▸ **Given instruction**
Only the lines holding the string "CEngTq" are needed. Copy each one.

▸ **Figure collection entries**
»»

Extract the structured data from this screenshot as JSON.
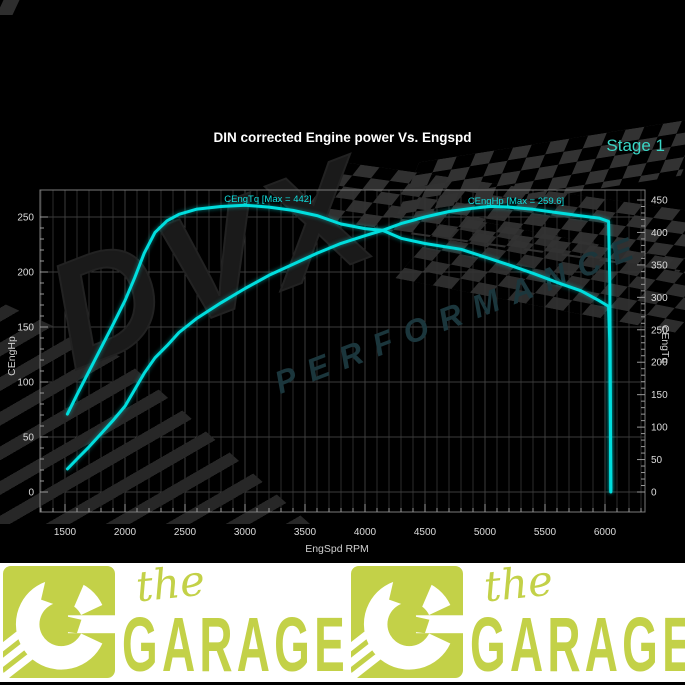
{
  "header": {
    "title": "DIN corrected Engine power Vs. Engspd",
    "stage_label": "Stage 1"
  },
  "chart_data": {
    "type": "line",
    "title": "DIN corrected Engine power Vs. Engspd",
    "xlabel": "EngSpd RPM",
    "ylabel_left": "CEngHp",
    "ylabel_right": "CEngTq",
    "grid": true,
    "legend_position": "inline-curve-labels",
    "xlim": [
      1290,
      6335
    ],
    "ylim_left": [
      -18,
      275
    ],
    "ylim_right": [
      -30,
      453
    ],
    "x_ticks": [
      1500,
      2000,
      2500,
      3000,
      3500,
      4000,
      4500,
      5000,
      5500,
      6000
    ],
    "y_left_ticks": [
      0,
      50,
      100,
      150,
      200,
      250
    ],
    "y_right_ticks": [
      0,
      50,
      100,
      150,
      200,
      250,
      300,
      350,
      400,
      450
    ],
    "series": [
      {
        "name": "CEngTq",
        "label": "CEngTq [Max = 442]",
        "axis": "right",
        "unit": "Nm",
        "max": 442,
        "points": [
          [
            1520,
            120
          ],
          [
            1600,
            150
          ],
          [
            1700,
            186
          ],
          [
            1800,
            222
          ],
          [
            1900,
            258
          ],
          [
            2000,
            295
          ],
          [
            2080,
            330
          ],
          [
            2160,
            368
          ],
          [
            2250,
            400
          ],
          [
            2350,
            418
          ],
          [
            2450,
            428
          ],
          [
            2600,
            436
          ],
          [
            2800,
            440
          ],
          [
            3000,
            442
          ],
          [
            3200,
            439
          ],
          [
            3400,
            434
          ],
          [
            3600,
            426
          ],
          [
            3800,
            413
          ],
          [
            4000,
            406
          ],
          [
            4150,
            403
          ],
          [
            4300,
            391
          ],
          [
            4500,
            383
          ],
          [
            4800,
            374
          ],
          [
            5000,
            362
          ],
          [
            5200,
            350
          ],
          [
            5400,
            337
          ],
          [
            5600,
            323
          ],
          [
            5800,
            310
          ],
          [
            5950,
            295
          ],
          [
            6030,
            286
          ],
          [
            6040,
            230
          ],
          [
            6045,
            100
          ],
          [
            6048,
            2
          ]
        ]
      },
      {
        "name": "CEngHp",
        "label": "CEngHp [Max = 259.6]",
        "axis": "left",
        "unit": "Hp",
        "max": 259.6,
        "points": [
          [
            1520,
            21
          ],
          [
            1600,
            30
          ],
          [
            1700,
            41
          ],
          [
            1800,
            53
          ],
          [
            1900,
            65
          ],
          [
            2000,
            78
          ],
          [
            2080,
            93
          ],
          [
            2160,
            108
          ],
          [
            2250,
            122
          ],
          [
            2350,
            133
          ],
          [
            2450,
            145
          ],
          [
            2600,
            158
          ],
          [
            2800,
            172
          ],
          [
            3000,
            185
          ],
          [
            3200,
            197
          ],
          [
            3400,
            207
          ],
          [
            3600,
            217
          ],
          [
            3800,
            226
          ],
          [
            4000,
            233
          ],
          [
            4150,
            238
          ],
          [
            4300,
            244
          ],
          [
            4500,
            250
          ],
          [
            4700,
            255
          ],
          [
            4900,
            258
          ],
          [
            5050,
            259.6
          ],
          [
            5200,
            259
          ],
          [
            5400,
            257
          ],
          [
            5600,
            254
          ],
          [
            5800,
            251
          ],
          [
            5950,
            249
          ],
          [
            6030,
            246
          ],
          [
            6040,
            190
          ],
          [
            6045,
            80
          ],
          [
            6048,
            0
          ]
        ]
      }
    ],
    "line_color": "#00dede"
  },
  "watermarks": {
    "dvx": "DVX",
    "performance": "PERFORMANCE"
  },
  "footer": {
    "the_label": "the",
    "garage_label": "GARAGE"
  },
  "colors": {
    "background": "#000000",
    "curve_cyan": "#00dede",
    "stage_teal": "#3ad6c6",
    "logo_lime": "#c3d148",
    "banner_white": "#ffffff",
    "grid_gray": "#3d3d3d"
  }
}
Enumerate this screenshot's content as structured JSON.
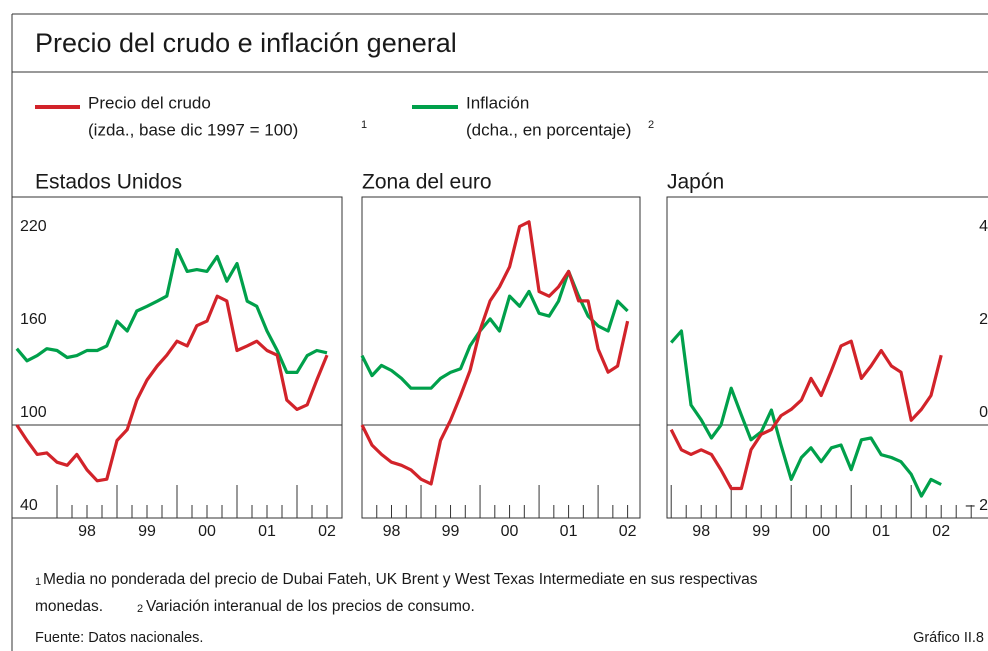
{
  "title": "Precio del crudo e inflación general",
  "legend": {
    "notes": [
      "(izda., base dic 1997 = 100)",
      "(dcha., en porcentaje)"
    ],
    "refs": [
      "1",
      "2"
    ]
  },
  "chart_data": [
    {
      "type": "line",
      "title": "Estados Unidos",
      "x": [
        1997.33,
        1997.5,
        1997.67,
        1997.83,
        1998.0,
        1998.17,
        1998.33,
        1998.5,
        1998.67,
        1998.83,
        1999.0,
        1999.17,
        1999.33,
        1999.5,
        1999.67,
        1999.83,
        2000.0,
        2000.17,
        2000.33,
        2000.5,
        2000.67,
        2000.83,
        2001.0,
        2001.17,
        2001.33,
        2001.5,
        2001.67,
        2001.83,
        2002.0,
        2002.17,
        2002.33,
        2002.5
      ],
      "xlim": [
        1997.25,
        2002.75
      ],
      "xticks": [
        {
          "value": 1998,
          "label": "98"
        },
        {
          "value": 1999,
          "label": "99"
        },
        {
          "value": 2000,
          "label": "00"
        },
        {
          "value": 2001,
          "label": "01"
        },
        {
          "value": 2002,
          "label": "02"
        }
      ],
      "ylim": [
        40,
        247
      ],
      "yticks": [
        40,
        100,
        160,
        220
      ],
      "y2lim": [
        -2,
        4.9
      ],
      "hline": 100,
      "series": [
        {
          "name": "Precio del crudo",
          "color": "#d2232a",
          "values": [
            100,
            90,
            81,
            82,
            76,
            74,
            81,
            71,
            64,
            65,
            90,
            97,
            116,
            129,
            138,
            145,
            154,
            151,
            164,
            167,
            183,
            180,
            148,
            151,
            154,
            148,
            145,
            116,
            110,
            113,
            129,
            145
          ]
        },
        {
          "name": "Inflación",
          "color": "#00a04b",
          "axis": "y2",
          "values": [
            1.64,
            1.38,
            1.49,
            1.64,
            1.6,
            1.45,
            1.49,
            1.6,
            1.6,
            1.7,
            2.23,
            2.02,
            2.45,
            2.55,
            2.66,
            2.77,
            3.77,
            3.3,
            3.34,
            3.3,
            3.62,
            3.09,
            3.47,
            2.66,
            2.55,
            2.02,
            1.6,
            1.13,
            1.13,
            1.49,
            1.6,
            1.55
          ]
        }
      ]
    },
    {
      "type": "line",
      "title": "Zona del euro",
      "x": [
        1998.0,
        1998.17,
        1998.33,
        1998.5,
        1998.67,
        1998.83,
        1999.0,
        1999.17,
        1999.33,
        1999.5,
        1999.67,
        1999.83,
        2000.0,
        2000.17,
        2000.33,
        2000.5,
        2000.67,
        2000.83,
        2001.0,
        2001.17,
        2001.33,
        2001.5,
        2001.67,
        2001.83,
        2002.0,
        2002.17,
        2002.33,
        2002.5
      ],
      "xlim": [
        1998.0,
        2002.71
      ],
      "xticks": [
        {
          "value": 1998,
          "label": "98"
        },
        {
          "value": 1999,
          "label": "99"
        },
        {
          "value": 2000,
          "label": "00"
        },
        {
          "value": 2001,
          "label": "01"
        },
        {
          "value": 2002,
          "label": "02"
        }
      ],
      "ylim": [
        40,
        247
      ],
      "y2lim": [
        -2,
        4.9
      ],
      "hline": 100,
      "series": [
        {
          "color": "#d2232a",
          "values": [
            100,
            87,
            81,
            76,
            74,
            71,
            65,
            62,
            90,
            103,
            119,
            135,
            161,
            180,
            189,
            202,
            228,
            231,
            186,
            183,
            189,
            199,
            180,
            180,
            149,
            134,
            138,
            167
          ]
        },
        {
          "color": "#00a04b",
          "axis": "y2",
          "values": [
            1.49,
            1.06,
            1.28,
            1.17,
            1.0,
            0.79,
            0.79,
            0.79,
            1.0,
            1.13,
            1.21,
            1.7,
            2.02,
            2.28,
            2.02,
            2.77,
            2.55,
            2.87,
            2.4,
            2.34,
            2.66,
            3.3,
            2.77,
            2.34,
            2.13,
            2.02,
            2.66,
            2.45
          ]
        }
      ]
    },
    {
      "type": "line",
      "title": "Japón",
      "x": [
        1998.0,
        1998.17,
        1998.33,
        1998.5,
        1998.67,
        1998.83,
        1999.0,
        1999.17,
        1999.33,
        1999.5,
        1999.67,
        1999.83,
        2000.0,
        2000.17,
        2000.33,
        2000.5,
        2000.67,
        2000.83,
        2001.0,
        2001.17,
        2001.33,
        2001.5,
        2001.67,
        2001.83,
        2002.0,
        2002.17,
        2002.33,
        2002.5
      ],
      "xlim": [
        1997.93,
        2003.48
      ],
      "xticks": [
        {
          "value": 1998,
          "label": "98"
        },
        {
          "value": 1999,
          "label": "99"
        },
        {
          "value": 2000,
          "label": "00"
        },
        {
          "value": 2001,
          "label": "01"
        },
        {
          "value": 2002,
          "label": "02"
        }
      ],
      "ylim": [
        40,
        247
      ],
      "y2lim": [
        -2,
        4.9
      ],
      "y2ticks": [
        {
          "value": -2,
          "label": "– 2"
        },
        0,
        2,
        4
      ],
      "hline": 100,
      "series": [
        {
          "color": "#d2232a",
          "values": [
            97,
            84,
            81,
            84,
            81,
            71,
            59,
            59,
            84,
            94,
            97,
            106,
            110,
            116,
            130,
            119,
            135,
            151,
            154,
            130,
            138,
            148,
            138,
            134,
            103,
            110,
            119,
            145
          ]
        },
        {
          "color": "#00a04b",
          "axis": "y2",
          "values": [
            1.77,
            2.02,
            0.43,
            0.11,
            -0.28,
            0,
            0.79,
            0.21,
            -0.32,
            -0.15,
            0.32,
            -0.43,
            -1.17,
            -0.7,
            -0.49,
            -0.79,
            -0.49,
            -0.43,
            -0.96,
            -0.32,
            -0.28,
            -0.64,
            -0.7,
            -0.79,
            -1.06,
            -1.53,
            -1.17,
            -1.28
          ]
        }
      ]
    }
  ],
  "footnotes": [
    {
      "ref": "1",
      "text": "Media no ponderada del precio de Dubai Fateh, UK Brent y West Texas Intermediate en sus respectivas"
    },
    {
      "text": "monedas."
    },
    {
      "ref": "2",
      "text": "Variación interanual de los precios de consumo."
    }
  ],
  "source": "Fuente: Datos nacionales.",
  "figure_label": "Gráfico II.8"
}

««

▸ **Correct response**
    "ylabel_right": "CEngTq",
        "name": "CEngTq",
        "label": "CEngTq [Max = 442]",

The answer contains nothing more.